■ SHORT PROBLEM ■
Check every line of the entries for "xlabel", and copy the lines that hold it.

■ EXCERPTED DATA ■
------------------------------------------------------------------------

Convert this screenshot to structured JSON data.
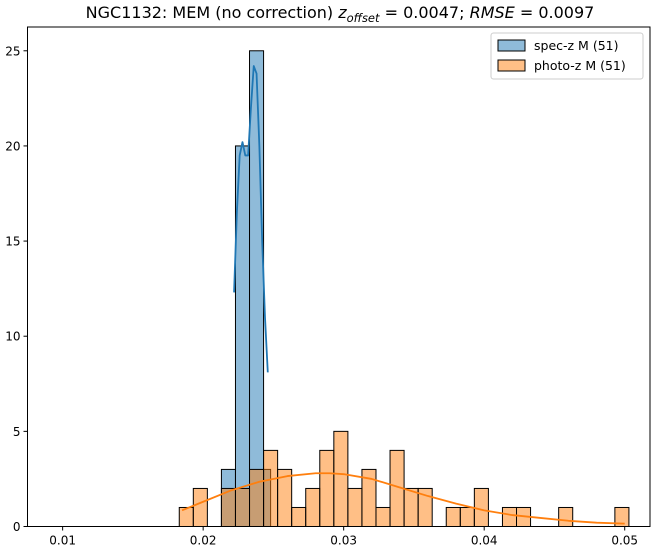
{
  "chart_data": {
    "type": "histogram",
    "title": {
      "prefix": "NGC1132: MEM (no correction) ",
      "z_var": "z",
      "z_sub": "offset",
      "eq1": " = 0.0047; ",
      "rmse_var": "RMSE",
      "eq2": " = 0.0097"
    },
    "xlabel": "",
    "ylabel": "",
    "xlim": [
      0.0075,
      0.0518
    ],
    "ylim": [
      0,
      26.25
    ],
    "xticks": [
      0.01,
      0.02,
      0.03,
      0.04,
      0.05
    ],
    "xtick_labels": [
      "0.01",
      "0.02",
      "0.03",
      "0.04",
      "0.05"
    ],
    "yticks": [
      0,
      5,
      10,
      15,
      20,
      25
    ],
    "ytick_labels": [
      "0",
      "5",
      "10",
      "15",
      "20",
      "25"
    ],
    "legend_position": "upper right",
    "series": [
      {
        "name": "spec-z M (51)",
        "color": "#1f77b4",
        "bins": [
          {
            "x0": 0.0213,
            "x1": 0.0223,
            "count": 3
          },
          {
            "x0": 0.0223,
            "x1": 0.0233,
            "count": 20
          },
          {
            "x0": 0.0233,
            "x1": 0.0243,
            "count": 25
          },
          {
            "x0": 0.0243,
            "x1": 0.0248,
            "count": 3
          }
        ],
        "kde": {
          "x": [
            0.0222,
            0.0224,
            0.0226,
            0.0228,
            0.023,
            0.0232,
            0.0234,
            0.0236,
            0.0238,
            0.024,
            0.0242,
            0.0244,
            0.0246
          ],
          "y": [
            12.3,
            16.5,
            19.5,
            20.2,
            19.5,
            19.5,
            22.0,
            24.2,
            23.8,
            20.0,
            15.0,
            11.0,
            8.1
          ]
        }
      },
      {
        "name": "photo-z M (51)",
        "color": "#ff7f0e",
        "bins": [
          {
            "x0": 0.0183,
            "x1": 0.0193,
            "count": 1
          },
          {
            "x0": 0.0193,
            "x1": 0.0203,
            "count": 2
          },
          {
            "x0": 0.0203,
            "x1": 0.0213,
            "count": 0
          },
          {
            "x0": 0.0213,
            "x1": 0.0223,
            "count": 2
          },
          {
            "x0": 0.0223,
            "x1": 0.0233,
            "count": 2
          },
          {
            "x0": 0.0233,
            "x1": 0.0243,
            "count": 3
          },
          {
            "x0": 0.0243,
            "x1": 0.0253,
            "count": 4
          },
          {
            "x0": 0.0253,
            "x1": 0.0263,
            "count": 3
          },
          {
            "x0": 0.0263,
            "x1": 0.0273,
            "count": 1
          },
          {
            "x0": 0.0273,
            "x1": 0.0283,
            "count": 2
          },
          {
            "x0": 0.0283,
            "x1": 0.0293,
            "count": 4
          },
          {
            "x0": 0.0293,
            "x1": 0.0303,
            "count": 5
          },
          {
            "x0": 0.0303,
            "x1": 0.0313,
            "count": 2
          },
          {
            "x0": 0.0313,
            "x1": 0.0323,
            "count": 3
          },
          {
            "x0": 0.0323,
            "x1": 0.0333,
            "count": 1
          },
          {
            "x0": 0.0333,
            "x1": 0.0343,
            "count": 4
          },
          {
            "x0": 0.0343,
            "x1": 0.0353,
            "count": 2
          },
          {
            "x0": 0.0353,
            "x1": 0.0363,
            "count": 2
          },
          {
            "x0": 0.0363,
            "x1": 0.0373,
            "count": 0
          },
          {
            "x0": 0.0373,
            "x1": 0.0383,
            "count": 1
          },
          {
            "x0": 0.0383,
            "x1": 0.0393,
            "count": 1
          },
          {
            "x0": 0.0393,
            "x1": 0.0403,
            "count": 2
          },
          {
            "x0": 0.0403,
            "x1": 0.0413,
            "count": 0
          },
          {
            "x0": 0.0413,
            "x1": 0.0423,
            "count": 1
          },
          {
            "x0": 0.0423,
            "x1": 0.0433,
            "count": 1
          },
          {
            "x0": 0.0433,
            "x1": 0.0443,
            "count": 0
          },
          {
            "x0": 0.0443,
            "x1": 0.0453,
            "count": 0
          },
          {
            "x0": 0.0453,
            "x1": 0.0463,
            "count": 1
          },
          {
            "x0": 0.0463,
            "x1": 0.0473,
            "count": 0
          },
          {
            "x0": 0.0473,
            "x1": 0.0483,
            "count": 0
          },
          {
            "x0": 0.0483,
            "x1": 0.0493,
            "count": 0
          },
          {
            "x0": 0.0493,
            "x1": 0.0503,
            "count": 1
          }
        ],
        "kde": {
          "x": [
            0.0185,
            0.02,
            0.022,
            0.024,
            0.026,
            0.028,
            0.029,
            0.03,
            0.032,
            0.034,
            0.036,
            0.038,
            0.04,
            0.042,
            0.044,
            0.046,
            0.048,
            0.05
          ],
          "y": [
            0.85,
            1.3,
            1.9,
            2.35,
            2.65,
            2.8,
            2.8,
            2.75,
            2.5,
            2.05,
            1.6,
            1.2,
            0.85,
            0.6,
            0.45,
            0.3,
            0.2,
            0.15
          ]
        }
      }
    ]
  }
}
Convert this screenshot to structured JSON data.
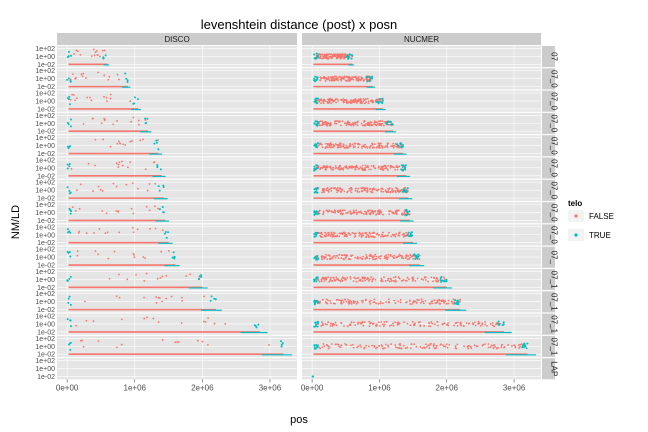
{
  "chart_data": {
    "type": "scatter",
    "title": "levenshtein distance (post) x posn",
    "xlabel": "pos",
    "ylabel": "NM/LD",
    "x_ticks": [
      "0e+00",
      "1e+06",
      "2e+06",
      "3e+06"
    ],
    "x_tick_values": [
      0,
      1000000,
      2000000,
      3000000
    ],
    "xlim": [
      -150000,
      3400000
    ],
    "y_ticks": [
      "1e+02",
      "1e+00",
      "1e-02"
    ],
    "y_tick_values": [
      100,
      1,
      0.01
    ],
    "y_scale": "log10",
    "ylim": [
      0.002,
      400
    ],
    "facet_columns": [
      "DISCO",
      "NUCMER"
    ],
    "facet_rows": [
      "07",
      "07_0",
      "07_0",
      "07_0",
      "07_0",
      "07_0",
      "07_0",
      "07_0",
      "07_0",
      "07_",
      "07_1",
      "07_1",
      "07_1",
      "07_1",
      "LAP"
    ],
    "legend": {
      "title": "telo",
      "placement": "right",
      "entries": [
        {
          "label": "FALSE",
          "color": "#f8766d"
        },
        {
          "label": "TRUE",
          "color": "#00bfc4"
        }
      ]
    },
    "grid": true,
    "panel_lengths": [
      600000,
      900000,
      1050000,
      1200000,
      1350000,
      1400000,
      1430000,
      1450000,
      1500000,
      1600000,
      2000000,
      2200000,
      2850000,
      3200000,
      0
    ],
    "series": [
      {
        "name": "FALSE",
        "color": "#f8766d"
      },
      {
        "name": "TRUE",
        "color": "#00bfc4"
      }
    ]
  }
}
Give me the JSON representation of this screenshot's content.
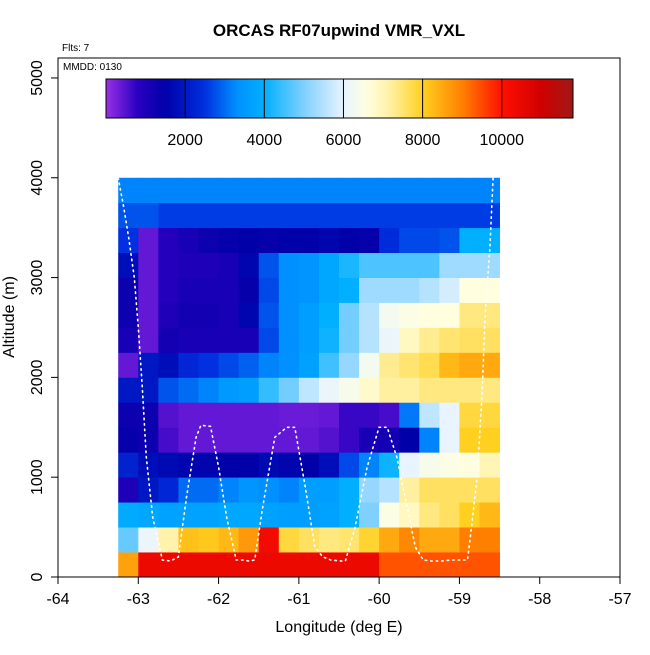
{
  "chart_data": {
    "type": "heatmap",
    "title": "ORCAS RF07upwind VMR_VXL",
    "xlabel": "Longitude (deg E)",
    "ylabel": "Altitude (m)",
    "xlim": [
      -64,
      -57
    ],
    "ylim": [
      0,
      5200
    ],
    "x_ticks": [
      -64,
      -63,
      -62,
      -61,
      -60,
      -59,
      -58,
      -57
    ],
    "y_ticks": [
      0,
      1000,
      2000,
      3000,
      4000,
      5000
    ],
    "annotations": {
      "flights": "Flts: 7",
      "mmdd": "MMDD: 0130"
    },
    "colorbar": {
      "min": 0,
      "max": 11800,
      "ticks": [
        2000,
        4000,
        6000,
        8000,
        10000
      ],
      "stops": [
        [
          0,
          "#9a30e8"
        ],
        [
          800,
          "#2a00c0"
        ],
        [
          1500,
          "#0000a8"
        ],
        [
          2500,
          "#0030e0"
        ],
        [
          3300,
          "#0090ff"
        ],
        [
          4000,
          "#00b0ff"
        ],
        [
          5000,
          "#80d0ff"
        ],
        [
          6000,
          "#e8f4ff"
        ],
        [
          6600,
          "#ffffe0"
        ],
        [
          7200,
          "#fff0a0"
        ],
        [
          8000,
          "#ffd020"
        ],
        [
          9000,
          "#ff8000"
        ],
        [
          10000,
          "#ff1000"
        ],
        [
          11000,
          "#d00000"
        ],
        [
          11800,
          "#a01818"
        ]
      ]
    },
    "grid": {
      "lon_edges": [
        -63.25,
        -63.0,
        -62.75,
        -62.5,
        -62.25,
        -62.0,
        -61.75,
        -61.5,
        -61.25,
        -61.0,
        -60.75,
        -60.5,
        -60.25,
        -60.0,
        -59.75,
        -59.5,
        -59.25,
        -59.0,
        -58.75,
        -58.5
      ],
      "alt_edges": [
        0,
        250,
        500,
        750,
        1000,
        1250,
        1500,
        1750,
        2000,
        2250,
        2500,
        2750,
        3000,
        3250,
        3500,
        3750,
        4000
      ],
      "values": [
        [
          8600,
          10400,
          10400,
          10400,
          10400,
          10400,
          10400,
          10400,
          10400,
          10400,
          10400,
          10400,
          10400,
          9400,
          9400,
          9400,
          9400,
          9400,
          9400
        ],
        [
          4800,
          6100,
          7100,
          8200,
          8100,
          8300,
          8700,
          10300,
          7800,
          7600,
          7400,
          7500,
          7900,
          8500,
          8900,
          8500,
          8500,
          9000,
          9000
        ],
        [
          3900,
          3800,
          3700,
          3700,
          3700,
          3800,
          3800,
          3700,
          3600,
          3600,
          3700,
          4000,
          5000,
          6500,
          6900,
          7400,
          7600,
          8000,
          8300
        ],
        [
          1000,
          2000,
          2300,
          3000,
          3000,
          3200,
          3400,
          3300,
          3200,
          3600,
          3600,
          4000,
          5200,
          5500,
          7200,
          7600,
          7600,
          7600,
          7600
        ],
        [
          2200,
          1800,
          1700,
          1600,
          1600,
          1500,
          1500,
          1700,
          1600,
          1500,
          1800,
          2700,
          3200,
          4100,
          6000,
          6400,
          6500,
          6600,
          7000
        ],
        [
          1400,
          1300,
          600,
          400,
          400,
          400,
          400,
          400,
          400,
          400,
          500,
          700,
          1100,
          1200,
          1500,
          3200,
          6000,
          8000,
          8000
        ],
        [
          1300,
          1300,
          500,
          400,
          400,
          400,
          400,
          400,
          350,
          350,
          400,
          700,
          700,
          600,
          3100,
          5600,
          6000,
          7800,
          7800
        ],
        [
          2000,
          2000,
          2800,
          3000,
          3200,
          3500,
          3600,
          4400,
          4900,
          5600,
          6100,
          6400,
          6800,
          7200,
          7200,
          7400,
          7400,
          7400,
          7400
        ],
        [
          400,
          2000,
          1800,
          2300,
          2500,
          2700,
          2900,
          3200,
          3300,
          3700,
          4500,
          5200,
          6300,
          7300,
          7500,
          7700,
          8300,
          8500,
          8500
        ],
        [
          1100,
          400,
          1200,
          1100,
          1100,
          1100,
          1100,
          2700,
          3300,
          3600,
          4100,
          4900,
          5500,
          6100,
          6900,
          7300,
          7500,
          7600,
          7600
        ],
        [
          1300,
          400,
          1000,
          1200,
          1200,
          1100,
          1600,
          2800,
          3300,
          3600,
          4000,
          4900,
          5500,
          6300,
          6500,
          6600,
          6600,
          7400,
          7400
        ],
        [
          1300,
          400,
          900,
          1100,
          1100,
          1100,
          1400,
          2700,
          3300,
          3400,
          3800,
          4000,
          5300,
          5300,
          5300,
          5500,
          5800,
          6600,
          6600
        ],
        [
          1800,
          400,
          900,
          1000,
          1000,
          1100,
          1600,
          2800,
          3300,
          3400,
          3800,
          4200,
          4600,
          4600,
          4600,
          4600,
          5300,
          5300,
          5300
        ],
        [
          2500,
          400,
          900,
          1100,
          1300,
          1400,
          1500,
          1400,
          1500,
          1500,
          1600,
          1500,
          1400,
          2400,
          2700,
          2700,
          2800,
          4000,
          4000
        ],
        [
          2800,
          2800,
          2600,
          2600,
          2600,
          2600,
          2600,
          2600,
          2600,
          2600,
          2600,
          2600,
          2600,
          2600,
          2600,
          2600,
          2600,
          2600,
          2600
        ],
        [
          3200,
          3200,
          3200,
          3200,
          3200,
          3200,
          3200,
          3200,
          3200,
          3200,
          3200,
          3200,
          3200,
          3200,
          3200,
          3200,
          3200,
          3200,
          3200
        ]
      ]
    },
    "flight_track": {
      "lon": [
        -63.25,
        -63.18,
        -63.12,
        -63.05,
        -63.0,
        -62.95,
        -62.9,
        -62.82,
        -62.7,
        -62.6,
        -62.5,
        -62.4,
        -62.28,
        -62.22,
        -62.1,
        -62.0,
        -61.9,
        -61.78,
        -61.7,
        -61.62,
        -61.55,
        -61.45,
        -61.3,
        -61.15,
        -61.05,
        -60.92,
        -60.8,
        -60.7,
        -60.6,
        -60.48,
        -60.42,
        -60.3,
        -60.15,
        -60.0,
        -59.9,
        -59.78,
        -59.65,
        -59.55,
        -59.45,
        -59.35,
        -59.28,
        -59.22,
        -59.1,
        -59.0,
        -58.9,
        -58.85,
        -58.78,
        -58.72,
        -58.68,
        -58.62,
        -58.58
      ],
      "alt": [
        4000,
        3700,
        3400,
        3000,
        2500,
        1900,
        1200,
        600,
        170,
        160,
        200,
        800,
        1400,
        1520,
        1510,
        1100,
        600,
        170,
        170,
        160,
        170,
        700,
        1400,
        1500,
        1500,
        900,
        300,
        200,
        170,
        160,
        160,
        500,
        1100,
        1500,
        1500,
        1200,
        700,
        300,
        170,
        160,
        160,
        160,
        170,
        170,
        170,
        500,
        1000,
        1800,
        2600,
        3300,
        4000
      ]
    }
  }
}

------------------------------------------------------------------------

■ TASK OUTPUT ■
    "xlabel": "",
    "xlabel": "pos",
    "xlabel": "Longitude (deg E)",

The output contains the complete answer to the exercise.